Please repeat all of the lines that follow, exactly as written.

***** Input *****

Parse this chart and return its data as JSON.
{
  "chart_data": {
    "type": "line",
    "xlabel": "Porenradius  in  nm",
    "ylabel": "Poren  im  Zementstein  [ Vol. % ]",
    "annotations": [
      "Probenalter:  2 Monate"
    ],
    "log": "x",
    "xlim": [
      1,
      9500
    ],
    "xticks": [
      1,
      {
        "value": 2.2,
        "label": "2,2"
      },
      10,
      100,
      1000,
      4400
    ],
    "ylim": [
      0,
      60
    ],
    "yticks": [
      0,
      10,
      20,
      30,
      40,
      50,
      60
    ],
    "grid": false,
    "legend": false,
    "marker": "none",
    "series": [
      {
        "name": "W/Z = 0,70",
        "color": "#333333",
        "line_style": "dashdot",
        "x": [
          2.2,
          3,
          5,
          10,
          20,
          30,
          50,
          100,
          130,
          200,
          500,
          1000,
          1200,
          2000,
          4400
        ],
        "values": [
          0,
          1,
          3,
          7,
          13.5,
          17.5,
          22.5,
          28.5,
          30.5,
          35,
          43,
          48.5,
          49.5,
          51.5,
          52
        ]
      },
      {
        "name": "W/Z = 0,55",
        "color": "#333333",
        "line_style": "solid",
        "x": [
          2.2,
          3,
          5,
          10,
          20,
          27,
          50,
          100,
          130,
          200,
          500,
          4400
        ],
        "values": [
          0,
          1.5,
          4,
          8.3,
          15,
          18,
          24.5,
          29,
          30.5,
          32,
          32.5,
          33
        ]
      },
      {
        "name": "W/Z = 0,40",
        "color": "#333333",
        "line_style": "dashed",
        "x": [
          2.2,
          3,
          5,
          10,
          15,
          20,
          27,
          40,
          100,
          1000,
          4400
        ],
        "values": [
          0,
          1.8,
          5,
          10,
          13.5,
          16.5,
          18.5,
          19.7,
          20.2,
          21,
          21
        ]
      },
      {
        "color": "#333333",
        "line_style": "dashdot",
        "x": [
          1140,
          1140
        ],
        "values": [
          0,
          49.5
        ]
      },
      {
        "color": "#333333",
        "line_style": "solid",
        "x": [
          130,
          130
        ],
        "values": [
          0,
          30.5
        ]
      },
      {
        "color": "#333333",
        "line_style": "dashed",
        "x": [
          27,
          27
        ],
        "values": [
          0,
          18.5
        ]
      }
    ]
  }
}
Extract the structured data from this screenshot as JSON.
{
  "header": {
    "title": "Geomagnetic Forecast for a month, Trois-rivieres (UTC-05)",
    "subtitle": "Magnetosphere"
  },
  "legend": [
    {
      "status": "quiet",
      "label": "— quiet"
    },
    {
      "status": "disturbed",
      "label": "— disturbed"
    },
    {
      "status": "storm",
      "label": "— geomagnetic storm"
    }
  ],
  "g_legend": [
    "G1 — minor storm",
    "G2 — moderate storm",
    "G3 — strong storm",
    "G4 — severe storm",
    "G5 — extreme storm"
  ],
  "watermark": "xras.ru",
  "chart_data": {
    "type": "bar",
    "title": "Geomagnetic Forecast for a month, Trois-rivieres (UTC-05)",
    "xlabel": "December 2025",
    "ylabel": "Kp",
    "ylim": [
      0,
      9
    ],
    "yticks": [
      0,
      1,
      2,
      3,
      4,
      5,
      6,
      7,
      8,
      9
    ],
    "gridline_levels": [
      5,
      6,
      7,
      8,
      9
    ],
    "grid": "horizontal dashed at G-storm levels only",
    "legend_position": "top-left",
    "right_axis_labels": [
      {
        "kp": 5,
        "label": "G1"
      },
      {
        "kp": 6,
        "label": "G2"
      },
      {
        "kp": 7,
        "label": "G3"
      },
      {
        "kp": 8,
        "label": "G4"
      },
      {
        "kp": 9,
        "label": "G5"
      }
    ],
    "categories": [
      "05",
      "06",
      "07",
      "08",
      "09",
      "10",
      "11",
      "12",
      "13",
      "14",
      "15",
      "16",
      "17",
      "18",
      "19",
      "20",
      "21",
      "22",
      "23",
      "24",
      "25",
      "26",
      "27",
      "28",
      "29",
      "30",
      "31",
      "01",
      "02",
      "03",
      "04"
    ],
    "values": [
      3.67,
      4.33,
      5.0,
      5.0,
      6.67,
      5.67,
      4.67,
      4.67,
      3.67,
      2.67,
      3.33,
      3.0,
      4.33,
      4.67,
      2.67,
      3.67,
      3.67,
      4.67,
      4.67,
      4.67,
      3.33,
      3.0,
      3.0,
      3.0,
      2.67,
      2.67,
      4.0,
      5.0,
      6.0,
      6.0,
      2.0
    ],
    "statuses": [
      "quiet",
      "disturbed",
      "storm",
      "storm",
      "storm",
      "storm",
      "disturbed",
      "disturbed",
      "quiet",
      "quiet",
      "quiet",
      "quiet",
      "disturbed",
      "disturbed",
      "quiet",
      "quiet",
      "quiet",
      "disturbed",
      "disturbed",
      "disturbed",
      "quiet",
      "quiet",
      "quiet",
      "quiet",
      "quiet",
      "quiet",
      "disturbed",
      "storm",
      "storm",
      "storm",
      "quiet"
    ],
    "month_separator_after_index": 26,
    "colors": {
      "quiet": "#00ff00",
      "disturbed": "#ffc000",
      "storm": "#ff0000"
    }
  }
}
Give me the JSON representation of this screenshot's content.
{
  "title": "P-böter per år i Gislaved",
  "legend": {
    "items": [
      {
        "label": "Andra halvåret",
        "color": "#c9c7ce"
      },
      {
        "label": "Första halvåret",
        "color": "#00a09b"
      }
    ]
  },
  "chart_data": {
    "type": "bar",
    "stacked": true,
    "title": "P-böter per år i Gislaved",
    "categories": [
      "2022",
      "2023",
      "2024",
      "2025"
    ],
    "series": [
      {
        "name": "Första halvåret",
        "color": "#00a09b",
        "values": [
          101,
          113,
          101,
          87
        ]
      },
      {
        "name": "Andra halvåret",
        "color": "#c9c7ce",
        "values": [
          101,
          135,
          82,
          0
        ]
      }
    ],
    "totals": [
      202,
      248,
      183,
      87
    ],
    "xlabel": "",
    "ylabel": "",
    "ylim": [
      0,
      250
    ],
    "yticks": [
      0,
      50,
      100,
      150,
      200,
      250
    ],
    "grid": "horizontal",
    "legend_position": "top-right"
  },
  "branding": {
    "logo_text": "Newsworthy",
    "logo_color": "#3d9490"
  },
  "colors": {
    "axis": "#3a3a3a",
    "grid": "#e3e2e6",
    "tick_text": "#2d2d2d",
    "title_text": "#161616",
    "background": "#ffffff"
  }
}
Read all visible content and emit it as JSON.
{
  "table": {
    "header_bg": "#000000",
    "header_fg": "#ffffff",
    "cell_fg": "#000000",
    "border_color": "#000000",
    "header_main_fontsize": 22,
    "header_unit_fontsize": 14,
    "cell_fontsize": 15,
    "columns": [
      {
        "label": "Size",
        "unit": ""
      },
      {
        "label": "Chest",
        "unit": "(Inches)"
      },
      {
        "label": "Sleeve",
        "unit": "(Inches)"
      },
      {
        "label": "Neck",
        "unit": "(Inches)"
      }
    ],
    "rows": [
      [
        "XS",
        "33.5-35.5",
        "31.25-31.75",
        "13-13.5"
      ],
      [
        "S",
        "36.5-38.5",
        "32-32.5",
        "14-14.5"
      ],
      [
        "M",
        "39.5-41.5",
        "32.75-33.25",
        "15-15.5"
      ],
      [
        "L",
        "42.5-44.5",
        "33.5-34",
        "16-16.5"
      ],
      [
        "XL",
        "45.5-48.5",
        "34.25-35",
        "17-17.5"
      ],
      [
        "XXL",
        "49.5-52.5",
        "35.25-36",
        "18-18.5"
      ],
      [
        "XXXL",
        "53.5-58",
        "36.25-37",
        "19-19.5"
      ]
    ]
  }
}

*****

● **Response to the task**
Parse this chart and return its data as JSON.
{
  "chart_data": {
    "type": "line",
    "xlabel": "Porenradius  in  nm",
    "ylabel": "Poren  im  Zementstein  [ Vol. % ]",
    "annotations": [
      "Probenalter:  2 Monate"
    ],
    "log": "x",
    "xlim": [
      1,
      9500
    ],
    "xticks": [
      1,
      {
        "value": 2.2,
        "label": "2,2"
      },
      10,
      100,
      1000,
      4400
    ],
    "ylim": [
      0,
      60
    ],
    "yticks": [
      0,
      10,
      20,
      30,
      40,
      50,
      60
    ],
    "grid": false,
    "legend": false,
    "marker": "none",
    "series": [
      {
        "name": "W/Z = 0,70",
        "color": "#333333",
        "line_style": "dashdot",
        "x": [
          2.2,
          3,
          5,
          10,
          20,
          30,
          50,
          100,
          130,
          200,
          500,
          1000,
          1200,
          2000,
          4400
        ],
        "values": [
          0,
          1,
          3,
          7,
          13.5,
          17.5,
          22.5,
          28.5,
          30.5,
          35,
          43,
          48.5,
          49.5,
          51.5,
          52
        ]
      },
      {
        "name": "W/Z = 0,55",
        "color": "#333333",
        "line_style": "solid",
        "x": [
          2.2,
          3,
          5,
          10,
          20,
          27,
          50,
          100,
          130,
          200,
          500,
          4400
        ],
        "values": [
          0,
          1.5,
          4,
          8.3,
          15,
          18,
          24.5,
          29,
          30.5,
          32,
          32.5,
          33
        ]
      },
      {
        "name": "W/Z = 0,40",
        "color": "#333333",
        "line_style": "dashed",
        "x": [
          2.2,
          3,
          5,
          10,
          15,
          20,
          27,
          40,
          100,
          1000,
          4400
        ],
        "values": [
          0,
          1.8,
          5,
          10,
          13.5,
          16.5,
          18.5,
          19.7,
          20.2,
          21,
          21
        ]
      },
      {
        "color": "#333333",
        "line_style": "dashdot",
        "x": [
          1140,
          1140
        ],
        "values": [
          0,
          49.5
        ]
      },
      {
        "color": "#333333",
        "line_style": "solid",
        "x": [
          130,
          130
        ],
        "values": [
          0,
          30.5
        ]
      },
      {
        "color": "#333333",
        "line_style": "dashed",
        "x": [
          27,
          27
        ],
        "values": [
          0,
          18.5
        ]
      }
    ]
  }
}
Extract the structured data from this screenshot as JSON.
{
  "header": {
    "title": "Geomagnetic Forecast for a month, Trois-rivieres (UTC-05)",
    "subtitle": "Magnetosphere"
  },
  "legend": [
    {
      "status": "quiet",
      "label": "— quiet"
    },
    {
      "status": "disturbed",
      "label": "— disturbed"
    },
    {
      "status": "storm",
      "label": "— geomagnetic storm"
    }
  ],
  "g_legend": [
    "G1 — minor storm",
    "G2 — moderate storm",
    "G3 — strong storm",
    "G4 — severe storm",
    "G5 — extreme storm"
  ],
  "watermark": "xras.ru",
  "chart_data": {
    "type": "bar",
    "title": "Geomagnetic Forecast for a month, Trois-rivieres (UTC-05)",
    "xlabel": "December 2025",
    "ylabel": "Kp",
    "ylim": [
      0,
      9
    ],
    "yticks": [
      0,
      1,
      2,
      3,
      4,
      5,
      6,
      7,
      8,
      9
    ],
    "gridline_levels": [
      5,
      6,
      7,
      8,
      9
    ],
    "grid": "horizontal dashed at G-storm levels only",
    "legend_position": "top-left",
    "right_axis_labels": [
      {
        "kp": 5,
        "label": "G1"
      },
      {
        "kp": 6,
        "label": "G2"
      },
      {
        "kp": 7,
        "label": "G3"
      },
      {
        "kp": 8,
        "label": "G4"
      },
      {
        "kp": 9,
        "label": "G5"
      }
    ],
    "categories": [
      "05",
      "06",
      "07",
      "08",
      "09",
      "10",
      "11",
      "12",
      "13",
      "14",
      "15",
      "16",
      "17",
      "18",
      "19",
      "20",
      "21",
      "22",
      "23",
      "24",
      "25",
      "26",
      "27",
      "28",
      "29",
      "30",
      "31",
      "01",
      "02",
      "03",
      "04"
    ],
    "values": [
      3.67,
      4.33,
      5.0,
      5.0,
      6.67,
      5.67,
      4.67,
      4.67,
      3.67,
      2.67,
      3.33,
      3.0,
      4.33,
      4.67,
      2.67,
      3.67,
      3.67,
      4.67,
      4.67,
      4.67,
      3.33,
      3.0,
      3.0,
      3.0,
      2.67,
      2.67,
      4.0,
      5.0,
      6.0,
      6.0,
      2.0
    ],
    "statuses": [
      "quiet",
      "disturbed",
      "storm",
      "storm",
      "storm",
      "storm",
      "disturbed",
      "disturbed",
      "quiet",
      "quiet",
      "quiet",
      "quiet",
      "disturbed",
      "disturbed",
      "quiet",
      "quiet",
      "quiet",
      "disturbed",
      "disturbed",
      "disturbed",
      "quiet",
      "quiet",
      "quiet",
      "quiet",
      "quiet",
      "quiet",
      "disturbed",
      "storm",
      "storm",
      "storm",
      "quiet"
    ],
    "month_separator_after_index": 26,
    "colors": {
      "quiet": "#00ff00",
      "disturbed": "#ffc000",
      "storm": "#ff0000"
    }
  }
}
Give me the JSON representation of this screenshot's content.
{
  "title": "P-böter per år i Gislaved",
  "legend": {
    "items": [
      {
        "label": "Andra halvåret",
        "color": "#c9c7ce"
      },
      {
        "label": "Första halvåret",
        "color": "#00a09b"
      }
    ]
  },
  "chart_data": {
    "type": "bar",
    "stacked": true,
    "title": "P-böter per år i Gislaved",
    "categories": [
      "2022",
      "2023",
      "2024",
      "2025"
    ],
    "series": [
      {
        "name": "Första halvåret",
        "color": "#00a09b",
        "values": [
          101,
          113,
          101,
          87
        ]
      },
      {
        "name": "Andra halvåret",
        "color": "#c9c7ce",
        "values": [
          101,
          135,
          82,
          0
        ]
      }
    ],
    "totals": [
      202,
      248,
      183,
      87
    ],
    "xlabel": "",
    "ylabel": "",
    "ylim": [
      0,
      250
    ],
    "yticks": [
      0,
      50,
      100,
      150,
      200,
      250
    ],
    "grid": "horizontal",
    "legend_position": "top-right"
  },
  "branding": {
    "logo_text": "Newsworthy",
    "logo_color": "#3d9490"
  },
  "colors": {
    "axis": "#3a3a3a",
    "grid": "#e3e2e6",
    "tick_text": "#2d2d2d",
    "title_text": "#161616",
    "background": "#ffffff"
  }
}
Read all visible content and emit it as JSON.
{
  "table": {
    "header_bg": "#000000",
    "header_fg": "#ffffff",
    "cell_fg": "#000000",
    "border_color": "#000000",
    "header_main_fontsize": 22,
    "header_unit_fontsize": 14,
    "cell_fontsize": 15,
    "columns": [
      {
        "label": "Size",
        "unit": ""
      },
      {
        "label": "Chest",
        "unit": "(Inches)"
      },
      {
        "label": "Sleeve",
        "unit": "(Inches)"
      },
      {
        "label": "Neck",
        "unit": "(Inches)"
      }
    ],
    "rows": [
      [
        "XS",
        "33.5-35.5",
        "31.25-31.75",
        "13-13.5"
      ],
      [
        "S",
        "36.5-38.5",
        "32-32.5",
        "14-14.5"
      ],
      [
        "M",
        "39.5-41.5",
        "32.75-33.25",
        "15-15.5"
      ],
      [
        "L",
        "42.5-44.5",
        "33.5-34",
        "16-16.5"
      ],
      [
        "XL",
        "45.5-48.5",
        "34.25-35",
        "17-17.5"
      ],
      [
        "XXL",
        "49.5-52.5",
        "35.25-36",
        "18-18.5"
      ],
      [
        "XXXL",
        "53.5-58",
        "36.25-37",
        "19-19.5"
      ]
    ]
  }
}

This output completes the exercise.